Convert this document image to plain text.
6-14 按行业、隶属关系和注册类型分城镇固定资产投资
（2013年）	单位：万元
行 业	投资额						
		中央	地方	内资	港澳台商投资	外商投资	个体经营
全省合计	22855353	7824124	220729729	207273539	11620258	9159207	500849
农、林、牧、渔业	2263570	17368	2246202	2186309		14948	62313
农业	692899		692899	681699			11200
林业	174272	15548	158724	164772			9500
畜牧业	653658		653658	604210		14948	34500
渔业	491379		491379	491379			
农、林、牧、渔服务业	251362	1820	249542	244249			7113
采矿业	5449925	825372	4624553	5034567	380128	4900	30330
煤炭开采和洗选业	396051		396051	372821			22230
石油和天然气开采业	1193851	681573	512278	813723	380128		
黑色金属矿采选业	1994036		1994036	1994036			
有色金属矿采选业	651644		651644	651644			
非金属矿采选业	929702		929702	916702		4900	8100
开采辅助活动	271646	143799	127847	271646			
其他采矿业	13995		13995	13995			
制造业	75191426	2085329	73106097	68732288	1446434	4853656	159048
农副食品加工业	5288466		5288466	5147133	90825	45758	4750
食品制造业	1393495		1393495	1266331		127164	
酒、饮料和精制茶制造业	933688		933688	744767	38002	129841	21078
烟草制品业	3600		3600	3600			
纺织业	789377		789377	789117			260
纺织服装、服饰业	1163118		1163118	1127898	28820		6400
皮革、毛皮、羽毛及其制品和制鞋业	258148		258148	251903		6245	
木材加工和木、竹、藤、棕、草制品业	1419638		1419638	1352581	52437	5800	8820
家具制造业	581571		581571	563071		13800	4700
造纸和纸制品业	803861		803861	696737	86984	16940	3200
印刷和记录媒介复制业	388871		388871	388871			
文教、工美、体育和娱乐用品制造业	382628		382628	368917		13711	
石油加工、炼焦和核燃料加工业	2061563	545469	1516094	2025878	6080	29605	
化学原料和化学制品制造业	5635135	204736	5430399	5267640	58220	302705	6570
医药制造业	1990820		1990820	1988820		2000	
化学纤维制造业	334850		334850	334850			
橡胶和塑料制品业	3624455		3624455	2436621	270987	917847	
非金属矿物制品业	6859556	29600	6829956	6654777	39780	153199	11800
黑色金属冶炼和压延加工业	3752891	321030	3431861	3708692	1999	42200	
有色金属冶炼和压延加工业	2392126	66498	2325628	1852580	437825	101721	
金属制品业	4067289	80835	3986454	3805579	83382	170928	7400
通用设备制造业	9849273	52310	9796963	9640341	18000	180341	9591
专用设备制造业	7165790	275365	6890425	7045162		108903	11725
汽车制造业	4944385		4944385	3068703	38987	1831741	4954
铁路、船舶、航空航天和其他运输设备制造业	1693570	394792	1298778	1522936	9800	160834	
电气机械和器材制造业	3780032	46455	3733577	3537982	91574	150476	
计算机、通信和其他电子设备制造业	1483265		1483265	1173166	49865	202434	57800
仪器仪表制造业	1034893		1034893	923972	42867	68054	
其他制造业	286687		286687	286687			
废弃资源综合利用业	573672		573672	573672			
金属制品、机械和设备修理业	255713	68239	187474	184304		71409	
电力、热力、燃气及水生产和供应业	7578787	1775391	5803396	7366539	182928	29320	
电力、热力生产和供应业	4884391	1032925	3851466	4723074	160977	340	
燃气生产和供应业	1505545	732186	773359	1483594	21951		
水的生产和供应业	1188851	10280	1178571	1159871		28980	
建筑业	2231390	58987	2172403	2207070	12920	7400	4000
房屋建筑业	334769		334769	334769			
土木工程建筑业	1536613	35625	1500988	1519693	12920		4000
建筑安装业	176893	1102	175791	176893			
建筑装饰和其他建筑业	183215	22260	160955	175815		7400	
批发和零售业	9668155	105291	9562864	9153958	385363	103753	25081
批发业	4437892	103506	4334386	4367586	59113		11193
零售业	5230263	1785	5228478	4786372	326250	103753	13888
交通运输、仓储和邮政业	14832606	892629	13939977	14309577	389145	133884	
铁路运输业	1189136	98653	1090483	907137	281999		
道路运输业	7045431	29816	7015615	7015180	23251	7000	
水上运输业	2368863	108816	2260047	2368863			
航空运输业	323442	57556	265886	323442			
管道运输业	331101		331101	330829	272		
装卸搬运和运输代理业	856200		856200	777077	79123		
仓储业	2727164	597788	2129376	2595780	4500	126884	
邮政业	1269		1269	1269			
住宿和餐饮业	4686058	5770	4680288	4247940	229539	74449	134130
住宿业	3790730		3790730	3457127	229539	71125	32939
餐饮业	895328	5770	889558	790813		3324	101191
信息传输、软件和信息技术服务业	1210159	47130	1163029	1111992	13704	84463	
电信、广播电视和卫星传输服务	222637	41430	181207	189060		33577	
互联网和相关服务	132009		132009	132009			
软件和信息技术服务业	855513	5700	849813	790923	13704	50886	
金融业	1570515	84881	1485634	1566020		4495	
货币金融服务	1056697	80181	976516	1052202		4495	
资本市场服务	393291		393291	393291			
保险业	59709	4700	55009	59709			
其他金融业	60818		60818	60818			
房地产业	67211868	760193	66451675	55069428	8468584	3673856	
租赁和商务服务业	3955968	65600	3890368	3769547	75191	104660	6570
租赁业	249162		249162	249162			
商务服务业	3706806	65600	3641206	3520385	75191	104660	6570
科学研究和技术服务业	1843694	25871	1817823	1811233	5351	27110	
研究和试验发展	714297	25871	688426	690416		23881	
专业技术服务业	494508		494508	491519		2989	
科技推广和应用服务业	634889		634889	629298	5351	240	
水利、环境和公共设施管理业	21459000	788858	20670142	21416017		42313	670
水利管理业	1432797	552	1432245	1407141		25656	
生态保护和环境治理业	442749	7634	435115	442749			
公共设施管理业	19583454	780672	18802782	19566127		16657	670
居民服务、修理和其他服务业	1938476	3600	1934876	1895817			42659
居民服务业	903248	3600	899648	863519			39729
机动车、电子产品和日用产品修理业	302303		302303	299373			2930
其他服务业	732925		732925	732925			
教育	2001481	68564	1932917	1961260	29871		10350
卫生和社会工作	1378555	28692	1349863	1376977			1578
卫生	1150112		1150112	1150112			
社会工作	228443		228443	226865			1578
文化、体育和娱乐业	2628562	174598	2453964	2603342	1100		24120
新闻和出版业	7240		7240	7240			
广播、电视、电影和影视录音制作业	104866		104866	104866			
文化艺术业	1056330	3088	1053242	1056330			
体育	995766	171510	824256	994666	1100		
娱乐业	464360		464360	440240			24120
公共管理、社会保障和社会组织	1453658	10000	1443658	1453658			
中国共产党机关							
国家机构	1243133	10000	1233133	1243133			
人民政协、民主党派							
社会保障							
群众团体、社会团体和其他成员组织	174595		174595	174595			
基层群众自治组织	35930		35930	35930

**What you should do:** List all lines where "软件和信息技术服务业" occurs.

**Output for this task:**
信息传输、软件和信息技术服务业	1210159	47130	1163029	1111992	13704	84463	
软件和信息技术服务业	855513	5700	849813	790923	13704	50886	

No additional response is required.